>> start Document text

State police Sgt. Robert Manning said he recorded the nearly two-hour telephone conversation when he called Entwistle at his parents’ home in Worksop, England, on Jan. 23, 2006, the day after police found the bodies.
Entwistle said, “No, no, no” when Manning asked him whether he had anything to do with the deaths of his wife, Rachel, and their 9-month-old daughter, Lillian Rose.
Entwistle sighed heavily and stammered when pressed by Manning about whether he could have done anything “out of character” on the day his wife and daughter were killed.
“God, no. No,” he said.
“Of course, no, I couldn’t do that. Why would I do that?”
Prosecutors say Entwistle, 29, fatally shot his wife and daughter in their Hopkinton home after becoming despondent over mounting debt and dissatisfied with his sex life. Entwistle denies killing his wife and daughter, and claims he returned home from a two-hour shopping trip to find them dead on a bed in the master bedroom.
In the recording, Manning repeatedly asked Entwistle why he left, and at one point the defendant apologized for not calling police. “I just feel that it wasn’t the right thing to do, was it?” he said.
Entwistle told Manning he left his wife and daughter cuddled together in bed at 9 a.m. to go shopping for computer supplies. He said he returned two hours later and found them as he had left them.

>> end Document text

(Objectives):
[A] In the news report on the recorded call with Entwistle, translate this sentence into Spanish: "Entwistle told Manning he left his wife and daughter cuddled together in bed at 9 a.m. to go shopping for computer supplies."
[B] List every person named in the news report on the Entwistle recording, giving each name as it appears there.
[C] Write the next paragraph of the news report on the Entwistle recording, continuing from its final sentence.

>> start Source data

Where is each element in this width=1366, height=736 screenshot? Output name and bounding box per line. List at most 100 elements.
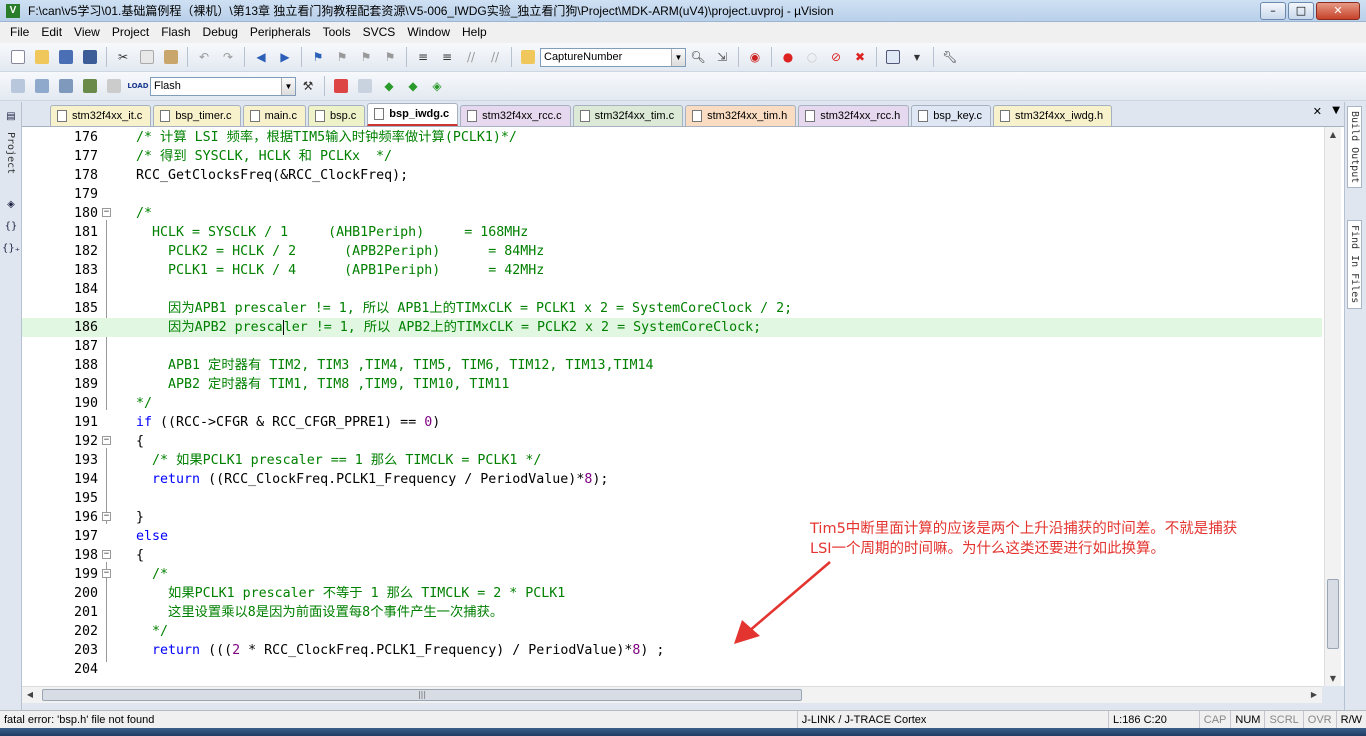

>> end Source data

(Written answers):
[A] Entwistle le dijo a Manning que había dejado a su esposa y a su hija acurrucadas juntas en la cama a las 9 a. m. para ir a comprar suministros de computadora.

[B] Robert Manning, Entwistle, Rachel, Lillian Rose

[C]
The voice on the recording cracked, and Entwistle sniffled as he fought back tears when he described finding the bodies.
“When I walked in, I couldn’t see Lilly. I could only see Rachel, and she just looked asleep,” he said.
“The first thing I noticed was just her color, she was kind of pale, and then as I got closer, I could see the blood. ... I pulled the covers back and that’s when I saw Lilly. Lilly was such a mess.”
Entwistle told Manning that he was so distraught after finding his wife and daughter that he went to the kitchen to find a knife to kill himself, but he couldn’t go through with it because he knew “how much it was going to hurt.” He said he then drove to the home of Rachel’s mother and stepfather in Carver to find a gun to kill himself but was unable to get into the house.
Prosecutors say the gun used in the killings had been taken from the Carver home, some 50 miles from Hopkinton, and returned.
Entwistle said in the police interview that he eventually ended up at Logan International Airport in Boston, where he wandered around the terminals, then left, only to return again. He said he decided to fly home to England to be with his parents.
“I got to the point where I just needed to be with someone,” said Entwistle, who described his condition as “trancelike.”
The tape was played on the 11th day of testimony. Prosecutors are expected to rest their case on Monday.
Prosecutors have depicted Entwistle as a man who was obsessed with sex and searching the Internet for ways to meet women. On Thursday, a computer specialist showed the jury a profile Entwistle posted on a Web site in which he said he wanted to meet “American women of all ages” for sex.
Manning asked Entwistle in the recording whether he and his wife had marital problems or had argued near the time of the killings.
“No, nothing,” he said. “It was just a normal day.”